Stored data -
##############################

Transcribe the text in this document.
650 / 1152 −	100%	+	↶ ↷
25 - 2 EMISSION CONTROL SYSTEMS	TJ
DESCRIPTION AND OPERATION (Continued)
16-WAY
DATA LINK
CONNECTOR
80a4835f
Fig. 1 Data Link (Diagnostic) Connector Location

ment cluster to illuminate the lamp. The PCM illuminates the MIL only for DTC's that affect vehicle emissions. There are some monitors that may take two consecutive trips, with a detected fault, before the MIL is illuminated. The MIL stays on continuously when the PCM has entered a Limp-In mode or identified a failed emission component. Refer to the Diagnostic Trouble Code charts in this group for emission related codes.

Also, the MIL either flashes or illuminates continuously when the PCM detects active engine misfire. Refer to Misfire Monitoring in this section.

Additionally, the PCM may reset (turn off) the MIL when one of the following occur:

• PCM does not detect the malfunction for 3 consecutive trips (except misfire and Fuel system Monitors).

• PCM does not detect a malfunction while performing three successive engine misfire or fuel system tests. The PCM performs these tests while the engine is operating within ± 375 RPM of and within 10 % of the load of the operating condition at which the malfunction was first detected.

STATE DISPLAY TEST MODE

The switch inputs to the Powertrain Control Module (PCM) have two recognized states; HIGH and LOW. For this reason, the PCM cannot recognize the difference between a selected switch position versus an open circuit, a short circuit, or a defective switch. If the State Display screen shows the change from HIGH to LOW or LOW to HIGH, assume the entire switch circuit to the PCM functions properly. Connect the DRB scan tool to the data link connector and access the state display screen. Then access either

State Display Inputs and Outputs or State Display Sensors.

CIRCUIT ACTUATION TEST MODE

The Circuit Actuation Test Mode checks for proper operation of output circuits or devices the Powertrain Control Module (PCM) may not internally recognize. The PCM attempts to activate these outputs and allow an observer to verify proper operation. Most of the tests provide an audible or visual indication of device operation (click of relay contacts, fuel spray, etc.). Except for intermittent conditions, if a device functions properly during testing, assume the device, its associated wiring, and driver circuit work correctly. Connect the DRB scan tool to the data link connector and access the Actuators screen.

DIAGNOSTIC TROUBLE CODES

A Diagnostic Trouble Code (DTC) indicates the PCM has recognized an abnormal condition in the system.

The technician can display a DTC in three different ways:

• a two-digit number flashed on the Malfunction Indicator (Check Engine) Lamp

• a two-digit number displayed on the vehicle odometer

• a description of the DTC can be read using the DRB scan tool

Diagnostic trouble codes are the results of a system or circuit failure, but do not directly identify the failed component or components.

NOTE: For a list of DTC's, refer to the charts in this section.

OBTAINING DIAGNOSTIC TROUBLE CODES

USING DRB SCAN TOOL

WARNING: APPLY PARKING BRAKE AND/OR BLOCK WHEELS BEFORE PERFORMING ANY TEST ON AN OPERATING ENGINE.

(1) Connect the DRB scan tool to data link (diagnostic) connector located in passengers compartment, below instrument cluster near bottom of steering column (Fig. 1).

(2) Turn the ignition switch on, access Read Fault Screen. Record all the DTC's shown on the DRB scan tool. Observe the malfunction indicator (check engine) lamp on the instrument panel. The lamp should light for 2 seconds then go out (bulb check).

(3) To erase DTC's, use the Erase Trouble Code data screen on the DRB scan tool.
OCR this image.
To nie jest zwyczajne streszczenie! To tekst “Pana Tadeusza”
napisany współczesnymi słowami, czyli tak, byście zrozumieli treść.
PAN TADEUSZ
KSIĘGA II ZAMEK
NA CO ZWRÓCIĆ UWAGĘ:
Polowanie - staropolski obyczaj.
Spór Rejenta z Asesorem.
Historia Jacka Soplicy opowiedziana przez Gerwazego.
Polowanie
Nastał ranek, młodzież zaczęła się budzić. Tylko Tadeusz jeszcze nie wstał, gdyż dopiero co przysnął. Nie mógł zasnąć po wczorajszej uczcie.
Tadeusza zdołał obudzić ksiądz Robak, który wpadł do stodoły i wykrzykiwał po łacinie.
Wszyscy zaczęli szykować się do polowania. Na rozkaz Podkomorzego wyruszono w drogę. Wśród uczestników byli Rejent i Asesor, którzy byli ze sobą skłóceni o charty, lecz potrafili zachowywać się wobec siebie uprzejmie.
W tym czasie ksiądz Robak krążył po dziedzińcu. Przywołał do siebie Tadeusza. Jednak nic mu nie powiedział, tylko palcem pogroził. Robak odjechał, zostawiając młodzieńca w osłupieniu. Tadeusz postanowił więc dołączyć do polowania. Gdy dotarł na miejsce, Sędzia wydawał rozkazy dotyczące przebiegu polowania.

##############################

What you need to do - Identify the lines that hold the word "either". Copy every one of them.

Result below -
Also, the MIL either flashes or illuminates continuously when the PCM detects active engine misfire. Refer to Misfire Monitoring in this section.
The switch inputs to the Powertrain Control Module (PCM) have two recognized states; HIGH and LOW. For this reason, the PCM cannot recognize the difference between a selected switch position versus an open circuit, a short circuit, or a defective switch. If the State Display screen shows the change from HIGH to LOW or LOW to HIGH, assume the entire switch circuit to the PCM functions properly. Connect the DRB scan tool to the data link connector and access the state display screen. Then access either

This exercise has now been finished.